That Uncut Gems is first-person, present-tense, active-voice cinema shouldn’t be a surprise to anyone who’s seen Heaven Knows What or Good Time, the Safdie brothers’ last two films: but what should be surprising, or at least is to me, is the plantiveness of their newest. It’s most obviously detectable in the score, by Daniel Lopatin, which, between rounds of pounding drums, lithe beeps, soaring electronica, and resounding choral phrases, occasionally slows down and focuses on one theme, one mirroring the mood of the film’s protagonist. Uncut Gems is the delicious trap of one man’s series of stacked miseries: the man in question in possession of a seemingly unbreachable compulsiveness matched only by his determination to triumph.
That man is Howard— “Howie”—Ratner (Adam Sandler), a dealer in New York’s diamond district. Howie is a compulsive gambler, running in circles of pawning, placing another bet, hoping to assuage his debtor until he can scramble enough to get to the next bet—like Harvey Keitel’s drug-addicted cop in Bad Lieutenant. This enrages one of those debtors, incidentally his brother-in-law, Arno (Eric Bogosian), who sends a couple of heavies to extract what they can from him. He owes Arno at least $100,000, and others will come calling as the film moves its unmerry way onwards. He’s sharing an apartment and in a relationship with Julia (Julia Fox), a club-hopping twenty-something who works for him in the shop, but whose side-gig involves photographing up-and-coming artists in New York’s social scene. This doesn’t seem to be concealed from his soon to be ex-wife (with whom he has three children), Dinah (Idina Menzel), an icy presence, whose every look at him speaks volumes about the amount of patience-testing he’s put her through, so now every moment between them is a prolonged exasperation. Howie is introduced mid-colonoscopy, which is transitioned to from the light-show within the black opal, a gem picked from an Ethiopian mine that will come to dominate the film’s narrative. The transition is an effective—and effectively true—joke. It’s as if Howie is pulling the opal out from the same place he usually gets the ideas for his hare-brained money-making schemes: out of his arse.

[Request]
Continue the Uncut Gems review from the point where it stops.

[Record set]

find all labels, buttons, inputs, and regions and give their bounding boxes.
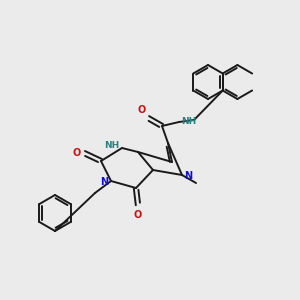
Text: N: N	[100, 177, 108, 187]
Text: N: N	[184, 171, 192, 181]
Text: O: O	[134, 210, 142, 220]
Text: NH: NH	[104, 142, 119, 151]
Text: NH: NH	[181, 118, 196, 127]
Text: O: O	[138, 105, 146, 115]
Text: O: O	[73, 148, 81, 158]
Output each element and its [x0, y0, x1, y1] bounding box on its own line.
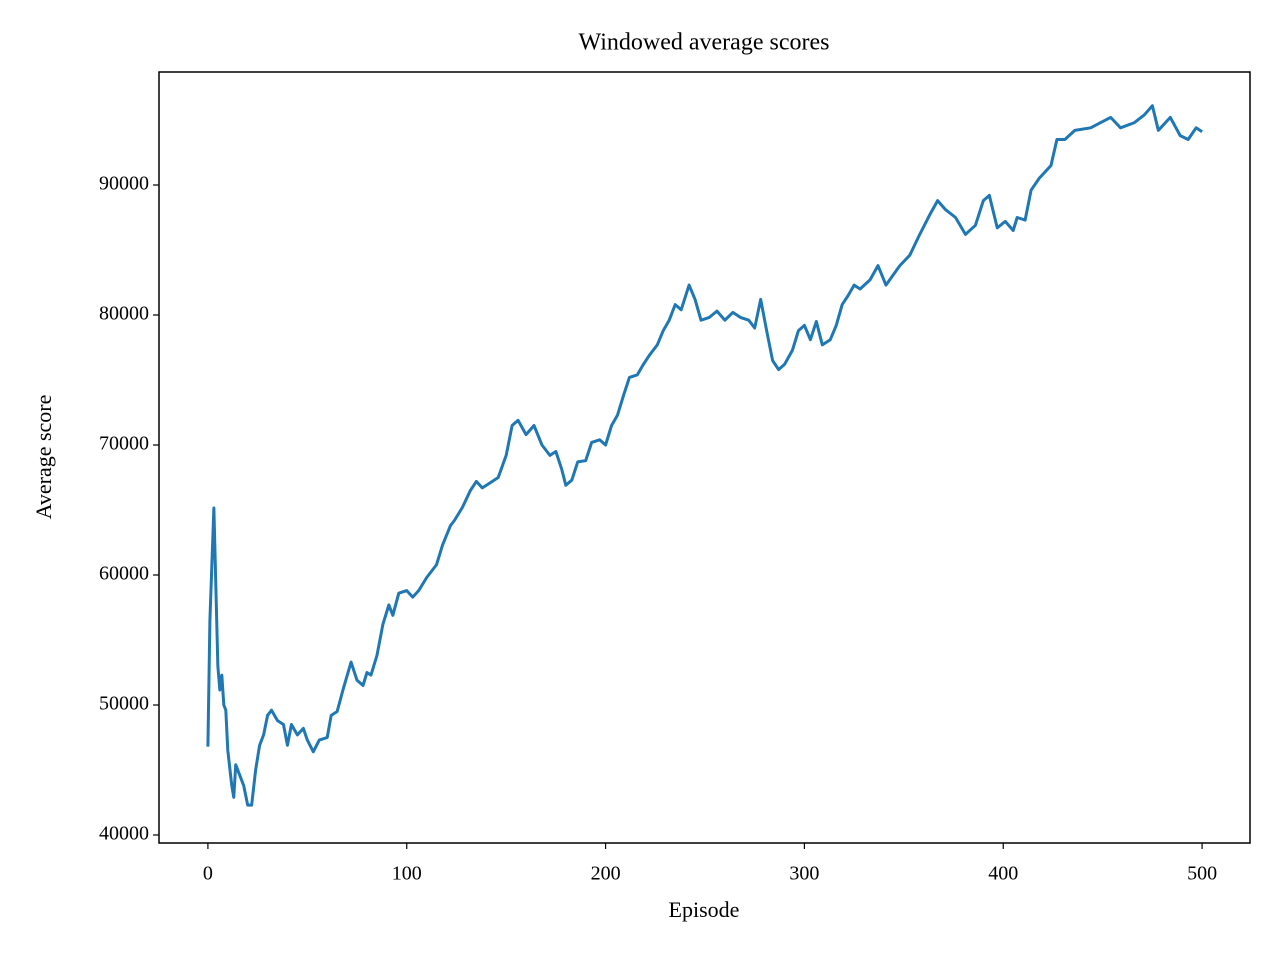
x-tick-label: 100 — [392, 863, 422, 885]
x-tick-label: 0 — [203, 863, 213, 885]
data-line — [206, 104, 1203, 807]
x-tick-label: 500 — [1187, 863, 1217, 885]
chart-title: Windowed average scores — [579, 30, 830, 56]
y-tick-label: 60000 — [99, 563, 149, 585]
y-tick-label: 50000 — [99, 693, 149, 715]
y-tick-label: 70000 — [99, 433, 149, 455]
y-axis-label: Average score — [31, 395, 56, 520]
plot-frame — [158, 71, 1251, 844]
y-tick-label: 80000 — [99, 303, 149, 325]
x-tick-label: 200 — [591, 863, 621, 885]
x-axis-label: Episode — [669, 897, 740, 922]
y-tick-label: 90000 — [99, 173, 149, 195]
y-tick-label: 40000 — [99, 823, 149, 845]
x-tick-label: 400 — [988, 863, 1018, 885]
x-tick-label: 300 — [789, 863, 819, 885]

...

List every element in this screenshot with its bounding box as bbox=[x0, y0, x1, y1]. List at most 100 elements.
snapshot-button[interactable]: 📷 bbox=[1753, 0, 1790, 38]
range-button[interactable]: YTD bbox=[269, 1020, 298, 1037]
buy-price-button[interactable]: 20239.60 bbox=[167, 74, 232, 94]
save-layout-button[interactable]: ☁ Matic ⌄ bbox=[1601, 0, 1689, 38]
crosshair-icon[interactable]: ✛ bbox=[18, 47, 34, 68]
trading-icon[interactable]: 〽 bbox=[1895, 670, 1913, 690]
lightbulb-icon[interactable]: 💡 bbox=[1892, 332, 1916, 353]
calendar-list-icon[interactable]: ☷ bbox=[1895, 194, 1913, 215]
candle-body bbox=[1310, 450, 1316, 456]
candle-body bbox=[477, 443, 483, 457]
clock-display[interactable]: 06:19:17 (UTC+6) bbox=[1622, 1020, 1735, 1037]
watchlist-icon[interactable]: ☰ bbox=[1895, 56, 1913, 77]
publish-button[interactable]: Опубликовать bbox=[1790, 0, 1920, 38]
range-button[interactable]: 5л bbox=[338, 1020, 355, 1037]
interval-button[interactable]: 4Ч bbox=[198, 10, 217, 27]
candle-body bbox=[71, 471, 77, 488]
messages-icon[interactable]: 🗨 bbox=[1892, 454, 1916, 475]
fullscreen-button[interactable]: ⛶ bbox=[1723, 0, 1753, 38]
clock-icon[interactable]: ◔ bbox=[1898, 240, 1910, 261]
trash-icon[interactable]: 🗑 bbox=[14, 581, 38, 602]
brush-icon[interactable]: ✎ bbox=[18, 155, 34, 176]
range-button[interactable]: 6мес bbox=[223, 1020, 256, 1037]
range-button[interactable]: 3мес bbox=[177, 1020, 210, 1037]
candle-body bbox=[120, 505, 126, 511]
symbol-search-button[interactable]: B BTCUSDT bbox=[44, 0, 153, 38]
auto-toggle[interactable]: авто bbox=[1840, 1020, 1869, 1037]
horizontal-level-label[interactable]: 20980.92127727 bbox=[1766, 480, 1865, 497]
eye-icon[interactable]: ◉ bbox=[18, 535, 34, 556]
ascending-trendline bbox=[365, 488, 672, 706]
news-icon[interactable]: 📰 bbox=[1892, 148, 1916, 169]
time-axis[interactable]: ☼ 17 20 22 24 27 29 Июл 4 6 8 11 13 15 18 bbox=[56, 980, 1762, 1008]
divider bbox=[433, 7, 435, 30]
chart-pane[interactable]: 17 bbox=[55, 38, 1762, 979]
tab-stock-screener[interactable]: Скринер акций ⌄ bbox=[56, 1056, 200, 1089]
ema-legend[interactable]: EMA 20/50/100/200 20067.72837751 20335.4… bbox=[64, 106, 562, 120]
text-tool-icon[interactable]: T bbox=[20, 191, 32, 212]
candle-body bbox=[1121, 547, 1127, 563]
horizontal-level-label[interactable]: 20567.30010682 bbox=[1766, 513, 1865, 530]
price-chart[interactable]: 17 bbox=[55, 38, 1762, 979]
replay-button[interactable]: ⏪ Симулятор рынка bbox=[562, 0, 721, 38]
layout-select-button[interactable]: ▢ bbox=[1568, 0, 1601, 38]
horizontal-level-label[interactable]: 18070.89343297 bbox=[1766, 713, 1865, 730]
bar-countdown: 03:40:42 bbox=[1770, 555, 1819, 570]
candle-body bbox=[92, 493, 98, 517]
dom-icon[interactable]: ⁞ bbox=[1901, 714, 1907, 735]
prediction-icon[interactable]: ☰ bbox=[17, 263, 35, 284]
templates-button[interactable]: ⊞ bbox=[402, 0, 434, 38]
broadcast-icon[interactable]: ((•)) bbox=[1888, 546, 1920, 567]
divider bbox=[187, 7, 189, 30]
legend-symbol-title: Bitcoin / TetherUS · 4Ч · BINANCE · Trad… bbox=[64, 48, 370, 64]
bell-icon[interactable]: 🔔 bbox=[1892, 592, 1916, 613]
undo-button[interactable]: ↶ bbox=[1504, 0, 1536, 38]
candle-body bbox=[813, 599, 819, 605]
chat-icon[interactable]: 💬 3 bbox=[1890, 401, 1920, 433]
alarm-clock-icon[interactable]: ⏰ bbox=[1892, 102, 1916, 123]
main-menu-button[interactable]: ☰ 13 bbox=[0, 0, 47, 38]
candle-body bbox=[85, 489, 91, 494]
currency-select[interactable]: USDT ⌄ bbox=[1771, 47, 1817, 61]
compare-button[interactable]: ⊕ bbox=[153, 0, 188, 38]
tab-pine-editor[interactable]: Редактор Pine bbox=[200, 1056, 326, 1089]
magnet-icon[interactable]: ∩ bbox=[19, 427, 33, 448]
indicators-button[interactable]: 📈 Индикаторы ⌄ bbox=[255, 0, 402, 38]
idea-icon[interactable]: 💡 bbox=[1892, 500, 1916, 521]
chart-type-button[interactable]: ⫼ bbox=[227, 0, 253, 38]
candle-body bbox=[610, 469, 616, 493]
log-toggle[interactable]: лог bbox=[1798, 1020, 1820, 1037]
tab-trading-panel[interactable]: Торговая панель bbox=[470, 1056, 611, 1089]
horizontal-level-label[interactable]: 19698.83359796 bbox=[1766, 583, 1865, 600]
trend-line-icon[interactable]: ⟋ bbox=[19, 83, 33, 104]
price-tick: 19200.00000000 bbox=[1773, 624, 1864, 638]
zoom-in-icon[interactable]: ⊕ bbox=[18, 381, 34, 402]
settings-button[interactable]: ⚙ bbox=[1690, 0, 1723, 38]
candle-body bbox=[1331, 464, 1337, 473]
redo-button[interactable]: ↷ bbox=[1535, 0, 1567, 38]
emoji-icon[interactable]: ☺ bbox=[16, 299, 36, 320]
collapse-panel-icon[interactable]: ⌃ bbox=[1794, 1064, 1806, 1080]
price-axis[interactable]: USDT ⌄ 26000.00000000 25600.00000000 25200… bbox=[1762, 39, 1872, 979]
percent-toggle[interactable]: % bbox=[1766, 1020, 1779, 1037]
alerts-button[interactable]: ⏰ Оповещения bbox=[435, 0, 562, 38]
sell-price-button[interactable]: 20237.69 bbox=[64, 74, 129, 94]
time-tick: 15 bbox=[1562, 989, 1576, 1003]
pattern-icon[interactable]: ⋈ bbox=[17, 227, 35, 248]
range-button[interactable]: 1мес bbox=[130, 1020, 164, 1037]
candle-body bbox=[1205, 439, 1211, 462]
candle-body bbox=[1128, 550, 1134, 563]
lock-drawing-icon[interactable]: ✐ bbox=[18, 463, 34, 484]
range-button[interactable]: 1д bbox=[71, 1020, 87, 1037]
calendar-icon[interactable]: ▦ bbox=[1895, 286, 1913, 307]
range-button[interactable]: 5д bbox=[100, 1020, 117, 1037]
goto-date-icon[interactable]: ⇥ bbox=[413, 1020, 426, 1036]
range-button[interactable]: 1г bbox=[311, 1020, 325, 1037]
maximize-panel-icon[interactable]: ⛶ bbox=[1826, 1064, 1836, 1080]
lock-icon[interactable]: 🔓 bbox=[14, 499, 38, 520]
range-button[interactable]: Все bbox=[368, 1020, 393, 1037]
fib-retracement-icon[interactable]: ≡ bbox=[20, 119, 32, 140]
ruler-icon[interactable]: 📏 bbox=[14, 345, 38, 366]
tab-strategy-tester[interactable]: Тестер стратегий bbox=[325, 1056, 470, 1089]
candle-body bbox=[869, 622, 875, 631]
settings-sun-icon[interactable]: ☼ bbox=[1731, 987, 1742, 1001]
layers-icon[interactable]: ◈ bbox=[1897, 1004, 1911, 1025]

--

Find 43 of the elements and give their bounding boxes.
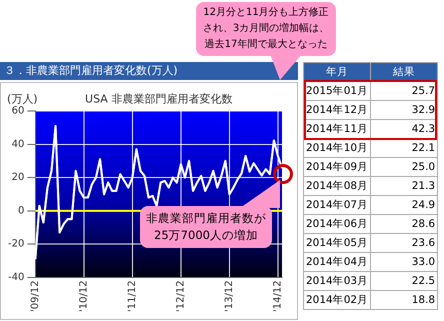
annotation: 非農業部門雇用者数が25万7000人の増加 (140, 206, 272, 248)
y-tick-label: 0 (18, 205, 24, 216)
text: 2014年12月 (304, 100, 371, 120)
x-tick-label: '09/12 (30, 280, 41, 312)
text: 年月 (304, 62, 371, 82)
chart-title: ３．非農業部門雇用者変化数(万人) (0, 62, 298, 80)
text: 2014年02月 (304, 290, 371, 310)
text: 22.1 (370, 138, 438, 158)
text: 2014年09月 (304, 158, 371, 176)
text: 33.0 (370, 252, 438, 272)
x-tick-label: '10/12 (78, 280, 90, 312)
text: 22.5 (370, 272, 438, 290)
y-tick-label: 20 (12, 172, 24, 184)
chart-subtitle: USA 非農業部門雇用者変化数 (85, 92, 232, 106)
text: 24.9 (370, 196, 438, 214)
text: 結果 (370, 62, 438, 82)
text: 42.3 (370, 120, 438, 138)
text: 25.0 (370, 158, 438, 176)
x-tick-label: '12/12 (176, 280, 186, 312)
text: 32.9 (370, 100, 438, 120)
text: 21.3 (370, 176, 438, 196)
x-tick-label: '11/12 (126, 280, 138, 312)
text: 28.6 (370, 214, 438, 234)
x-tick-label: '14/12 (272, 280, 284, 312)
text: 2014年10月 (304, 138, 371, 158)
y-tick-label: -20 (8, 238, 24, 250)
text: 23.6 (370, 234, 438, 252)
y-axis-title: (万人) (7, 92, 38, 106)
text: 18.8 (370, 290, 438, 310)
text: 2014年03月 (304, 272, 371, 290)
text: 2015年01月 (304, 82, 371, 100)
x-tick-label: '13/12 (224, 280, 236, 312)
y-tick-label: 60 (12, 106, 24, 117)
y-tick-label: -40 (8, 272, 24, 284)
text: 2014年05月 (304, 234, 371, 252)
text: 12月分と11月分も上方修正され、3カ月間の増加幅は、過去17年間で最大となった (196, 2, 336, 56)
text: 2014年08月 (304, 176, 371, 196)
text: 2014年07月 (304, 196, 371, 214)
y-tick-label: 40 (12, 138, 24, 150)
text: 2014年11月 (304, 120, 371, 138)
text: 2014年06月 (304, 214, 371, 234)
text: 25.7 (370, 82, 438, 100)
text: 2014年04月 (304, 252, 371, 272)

[Written answer]
His showroom, secured by two doors between an antechamber apt to malfunction, is bedecked with garish jewellery, possibly pawned watches, and hundreds of other odd trinkets, most eye-catchingly the furbies, small but big-eared creatures encrusted with diamonds, with eyes that swivel from side to side. These items end up adorning the fingers and earlobes of basketball players and the walls of their houses; end up on the wrists and necks of rappers, becoming visual details in their music videos and accessories for club appearances. Howie’s link to new money is Demany (Lakeith Stanfield), whose job is to accompany young stars in their field to the showroom in return for a percentage of the takings. One day, Demany brings Boston Celtics star Kevin Garnett (your actual Kevin Garnett) to Howie’s business. As Garnett looks around, a package comes for Howie: it’s the opal, hidden in the stomach of a fish. It’s set for auction, and he hopes it’ll make him a millionaire; and yet he can’t help but display it, bringing it out to show Garnett. The player is immediately transfixed by the gem, and whether its workings are totemic or apotropaic, Garnett is determined to take it with him for game night. It might transpire that this wasn’t a good idea.
Just as so much of Good Time was reliant on the control of Robert Pattinson’s performance, with its sympathy-mangling antics and sweaty desperation, so much of Uncut Gems is down to Sandler, the evocative outsizedness of his performance, and the way it uses and reverses some notable aspects of his star-persona. I’m not by nature a massive Sandler person: I like him in those exceptions to the rule, the obvious ones, the films it’s not helpful to mention, namely Punch-Drunk Love and The Meyerowitz Stories. But only referring to these two would flatten out one of the most pleasurable parts of this film and his performance in it. In Sandler’s work generally, he plays frustrated people, men (man-children: he’s cinema’s man-child-in-chief) who can barely repress the urge to scream and rail against the authority-figure in his way. The Safdies use this rage to create Howie, and in doing so the directors sophisticate the star-text. (Because Sandler’s films contain many a spurious invocation of “family” as a life-saving tool, a moment in which Howie tries and fails to talk to his teenage daughter is especially agonising.)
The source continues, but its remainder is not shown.